Input records:
>>>>
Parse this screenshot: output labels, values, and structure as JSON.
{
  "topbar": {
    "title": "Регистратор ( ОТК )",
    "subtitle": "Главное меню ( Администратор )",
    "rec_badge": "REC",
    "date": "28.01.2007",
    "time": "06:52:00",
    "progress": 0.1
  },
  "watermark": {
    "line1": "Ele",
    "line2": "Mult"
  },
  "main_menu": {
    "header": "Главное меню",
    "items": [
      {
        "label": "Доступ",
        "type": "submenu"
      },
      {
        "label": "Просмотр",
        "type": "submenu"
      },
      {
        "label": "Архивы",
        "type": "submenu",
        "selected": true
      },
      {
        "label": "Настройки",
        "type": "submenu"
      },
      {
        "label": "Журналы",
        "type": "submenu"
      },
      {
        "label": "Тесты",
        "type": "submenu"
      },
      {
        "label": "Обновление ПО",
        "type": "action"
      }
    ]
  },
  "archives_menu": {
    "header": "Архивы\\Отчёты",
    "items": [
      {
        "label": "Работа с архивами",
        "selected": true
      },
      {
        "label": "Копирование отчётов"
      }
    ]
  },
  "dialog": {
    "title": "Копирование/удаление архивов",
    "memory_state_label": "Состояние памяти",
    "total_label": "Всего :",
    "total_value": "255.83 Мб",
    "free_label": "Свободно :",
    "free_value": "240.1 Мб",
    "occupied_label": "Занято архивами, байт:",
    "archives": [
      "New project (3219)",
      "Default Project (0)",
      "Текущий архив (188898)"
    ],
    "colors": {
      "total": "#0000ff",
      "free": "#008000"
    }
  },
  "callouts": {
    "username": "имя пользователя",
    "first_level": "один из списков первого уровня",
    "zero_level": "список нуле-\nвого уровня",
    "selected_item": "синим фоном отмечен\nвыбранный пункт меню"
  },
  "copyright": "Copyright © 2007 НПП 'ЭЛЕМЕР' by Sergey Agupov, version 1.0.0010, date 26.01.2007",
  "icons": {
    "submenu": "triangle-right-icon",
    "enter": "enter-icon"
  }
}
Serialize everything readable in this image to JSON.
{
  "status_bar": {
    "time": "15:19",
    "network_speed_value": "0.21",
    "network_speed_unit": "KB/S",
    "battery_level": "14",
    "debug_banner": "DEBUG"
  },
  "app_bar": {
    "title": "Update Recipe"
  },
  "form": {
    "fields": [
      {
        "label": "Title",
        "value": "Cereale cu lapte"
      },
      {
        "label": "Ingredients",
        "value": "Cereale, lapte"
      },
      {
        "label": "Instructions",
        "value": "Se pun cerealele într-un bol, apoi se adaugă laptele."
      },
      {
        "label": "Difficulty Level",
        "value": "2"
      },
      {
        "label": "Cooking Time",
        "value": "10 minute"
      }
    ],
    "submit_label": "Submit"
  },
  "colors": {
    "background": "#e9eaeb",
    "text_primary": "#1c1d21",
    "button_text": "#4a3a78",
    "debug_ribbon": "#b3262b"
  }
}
<<<<
Exercise aim: From the entries, copy out each line containing the word "уровня".

Solution:
    "first_level": "один из списков первого уровня",
    "zero_level": "список нуле-\nвого уровня",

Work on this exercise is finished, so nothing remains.